* start *

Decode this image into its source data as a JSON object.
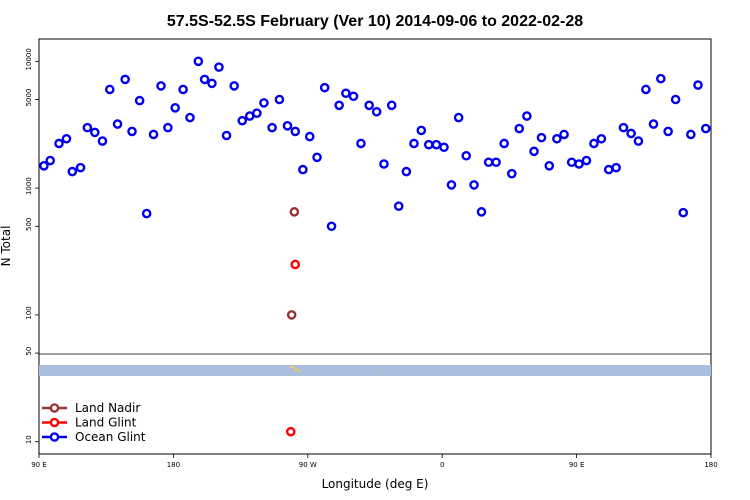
{
  "chart_data": {
    "type": "scatter",
    "title": "57.5S-52.5S February (Ver 10)   2014-09-06 to 2022-02-28",
    "xlabel": "Longitude (deg E)",
    "ylabel": "N Total",
    "y_scale": "log",
    "ylim": [
      8,
      15000
    ],
    "x_ticks": [
      {
        "label": "90 E"
      },
      {
        "label": "180"
      },
      {
        "label": "90 W"
      },
      {
        "label": "0"
      },
      {
        "label": "90 E"
      },
      {
        "label": "180"
      }
    ],
    "y_ticks": [
      {
        "value": 10,
        "label": "10"
      },
      {
        "value": 50,
        "label": "50"
      },
      {
        "value": 100,
        "label": "100"
      },
      {
        "value": 500,
        "label": "500"
      },
      {
        "value": 1000,
        "label": "1000"
      },
      {
        "value": 5000,
        "label": "5000"
      },
      {
        "value": 10000,
        "label": "10000"
      }
    ],
    "x_axis_note": "Longitude runs continuously from 90 E eastward through 180, 90 W, 0, 90 E to 180 (x values below are continuous degrees, 90 to 540).",
    "map_strip": {
      "band_color": "#aabfdd",
      "land_color": "#e6cc66"
    },
    "series": [
      {
        "name": "Land Nadir",
        "color": "#993333",
        "points": [
          [
            259.2,
            100
          ],
          [
            261.0,
            650
          ]
        ]
      },
      {
        "name": "Land Glint",
        "color": "#ff0000",
        "points": [
          [
            261.6,
            250
          ],
          [
            258.6,
            12
          ]
        ]
      },
      {
        "name": "Ocean Glint",
        "color": "#0000ee",
        "points": [
          [
            93.3,
            1500
          ],
          [
            97.5,
            1650
          ],
          [
            103.4,
            2250
          ],
          [
            108.4,
            2450
          ],
          [
            112.3,
            1350
          ],
          [
            117.8,
            1450
          ],
          [
            122.4,
            3000
          ],
          [
            127.4,
            2750
          ],
          [
            132.5,
            2350
          ],
          [
            137.4,
            6000
          ],
          [
            142.6,
            3200
          ],
          [
            147.7,
            7200
          ],
          [
            152.3,
            2800
          ],
          [
            157.4,
            4900
          ],
          [
            162.1,
            630
          ],
          [
            166.7,
            2650
          ],
          [
            171.7,
            6400
          ],
          [
            176.3,
            3000
          ],
          [
            181.2,
            4300
          ],
          [
            186.5,
            6000
          ],
          [
            191.1,
            3600
          ],
          [
            196.7,
            10000
          ],
          [
            200.9,
            7200
          ],
          [
            205.8,
            6700
          ],
          [
            210.5,
            9000
          ],
          [
            215.6,
            2600
          ],
          [
            220.7,
            6400
          ],
          [
            226.1,
            3400
          ],
          [
            231.1,
            3700
          ],
          [
            235.9,
            3900
          ],
          [
            240.6,
            4700
          ],
          [
            246.1,
            3000
          ],
          [
            251.0,
            5000
          ],
          [
            256.4,
            3100
          ],
          [
            261.6,
            2800
          ],
          [
            266.7,
            1400
          ],
          [
            271.3,
            2550
          ],
          [
            276.2,
            1750
          ],
          [
            281.3,
            6200
          ],
          [
            285.9,
            500
          ],
          [
            291.0,
            4500
          ],
          [
            295.5,
            5600
          ],
          [
            300.6,
            5300
          ],
          [
            305.6,
            2250
          ],
          [
            311.1,
            4500
          ],
          [
            316.1,
            4000
          ],
          [
            321.0,
            1550
          ],
          [
            326.2,
            4500
          ],
          [
            330.9,
            720
          ],
          [
            336.0,
            1350
          ],
          [
            341.1,
            2250
          ],
          [
            346.0,
            2850
          ],
          [
            351.0,
            2200
          ],
          [
            356.1,
            2200
          ],
          [
            361.2,
            2100
          ],
          [
            366.2,
            1060
          ],
          [
            371.0,
            3600
          ],
          [
            376.1,
            1800
          ],
          [
            381.3,
            1060
          ],
          [
            386.3,
            650
          ],
          [
            391.1,
            1600
          ],
          [
            396.1,
            1600
          ],
          [
            401.5,
            2250
          ],
          [
            406.6,
            1300
          ],
          [
            411.6,
            2950
          ],
          [
            416.7,
            3700
          ],
          [
            421.5,
            1950
          ],
          [
            426.5,
            2500
          ],
          [
            431.7,
            1500
          ],
          [
            436.8,
            2450
          ],
          [
            441.6,
            2650
          ],
          [
            446.7,
            1600
          ],
          [
            451.6,
            1550
          ],
          [
            456.6,
            1650
          ],
          [
            461.6,
            2250
          ],
          [
            466.6,
            2450
          ],
          [
            471.5,
            1400
          ],
          [
            476.5,
            1450
          ],
          [
            481.4,
            3000
          ],
          [
            486.5,
            2700
          ],
          [
            491.4,
            2350
          ],
          [
            496.4,
            6000
          ],
          [
            501.5,
            3200
          ],
          [
            506.4,
            7300
          ],
          [
            511.3,
            2800
          ],
          [
            516.3,
            5000
          ],
          [
            521.4,
            640
          ],
          [
            526.5,
            2650
          ],
          [
            531.3,
            6500
          ],
          [
            536.5,
            2950
          ]
        ]
      }
    ],
    "legend": {
      "position": "bottom-left"
    }
  }
}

* end *

What you will do
What is the number of lines in the listing that contain the string "name"? Reply with that number alone.

Solution
3